> _Stated exercise_:
Your task is to write out the complete listing exactly as it is shown.

Dataset items:

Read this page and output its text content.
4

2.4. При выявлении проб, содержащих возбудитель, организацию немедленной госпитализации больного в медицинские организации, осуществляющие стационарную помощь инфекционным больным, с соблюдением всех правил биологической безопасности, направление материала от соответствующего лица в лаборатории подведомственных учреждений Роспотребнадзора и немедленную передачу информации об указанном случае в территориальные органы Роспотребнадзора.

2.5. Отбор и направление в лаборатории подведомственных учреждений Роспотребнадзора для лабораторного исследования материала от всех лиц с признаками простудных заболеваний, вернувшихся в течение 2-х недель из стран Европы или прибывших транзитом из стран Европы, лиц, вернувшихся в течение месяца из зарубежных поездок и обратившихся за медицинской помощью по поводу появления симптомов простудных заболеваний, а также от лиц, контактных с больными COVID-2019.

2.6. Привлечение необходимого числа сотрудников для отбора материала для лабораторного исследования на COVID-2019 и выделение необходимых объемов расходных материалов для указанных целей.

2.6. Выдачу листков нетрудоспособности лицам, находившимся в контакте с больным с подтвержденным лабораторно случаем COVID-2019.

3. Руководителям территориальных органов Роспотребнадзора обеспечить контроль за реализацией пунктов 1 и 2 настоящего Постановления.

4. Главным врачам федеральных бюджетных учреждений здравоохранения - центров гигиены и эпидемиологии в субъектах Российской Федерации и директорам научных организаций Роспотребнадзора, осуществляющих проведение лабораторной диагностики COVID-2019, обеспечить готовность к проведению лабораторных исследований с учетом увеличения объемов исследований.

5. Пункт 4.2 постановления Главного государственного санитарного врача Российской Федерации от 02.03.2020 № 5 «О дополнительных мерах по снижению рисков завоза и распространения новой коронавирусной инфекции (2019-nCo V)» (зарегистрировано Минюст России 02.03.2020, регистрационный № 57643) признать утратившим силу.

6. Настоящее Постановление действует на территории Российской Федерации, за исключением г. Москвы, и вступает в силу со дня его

> _Answer below_:
Read this page and output its text content.
4

2.4. При выявлении проб, содержащих возбудитель, организацию немедленной госпитализации больного в медицинские организации, осуществляющие стационарную помощь инфекционным больным, с соблюдением всех правил биологической безопасности, направление материала от соответствующего лица в лаборатории подведомственных учреждений Роспотребнадзора и немедленную передачу информации об указанном случае в территориальные органы Роспотребнадзора.

2.5. Отбор и направление в лаборатории подведомственных учреждений Роспотребнадзора для лабораторного исследования материала от всех лиц с признаками простудных заболеваний, вернувшихся в течение 2-х недель из стран Европы или прибывших транзитом из стран Европы, лиц, вернувшихся в течение месяца из зарубежных поездок и обратившихся за медицинской помощью по поводу появления симптомов простудных заболеваний, а также от лиц, контактных с больными COVID-2019.

2.6. Привлечение необходимого числа сотрудников для отбора материала для лабораторного исследования на COVID-2019 и выделение необходимых объемов расходных материалов для указанных целей.

2.6. Выдачу листков нетрудоспособности лицам, находившимся в контакте с больным с подтвержденным лабораторно случаем COVID-2019.

3. Руководителям территориальных органов Роспотребнадзора обеспечить контроль за реализацией пунктов 1 и 2 настоящего Постановления.

4. Главным врачам федеральных бюджетных учреждений здравоохранения - центров гигиены и эпидемиологии в субъектах Российской Федерации и директорам научных организаций Роспотребнадзора, осуществляющих проведение лабораторной диагностики COVID-2019, обеспечить готовность к проведению лабораторных исследований с учетом увеличения объемов исследований.

5. Пункт 4.2 постановления Главного государственного санитарного врача Российской Федерации от 02.03.2020 № 5 «О дополнительных мерах по снижению рисков завоза и распространения новой коронавирусной инфекции (2019-nCo V)» (зарегистрировано Минюст России 02.03.2020, регистрационный № 57643) признать утратившим силу.

6. Настоящее Постановление действует на территории Российской Федерации, за исключением г. Москвы, и вступает в силу со дня его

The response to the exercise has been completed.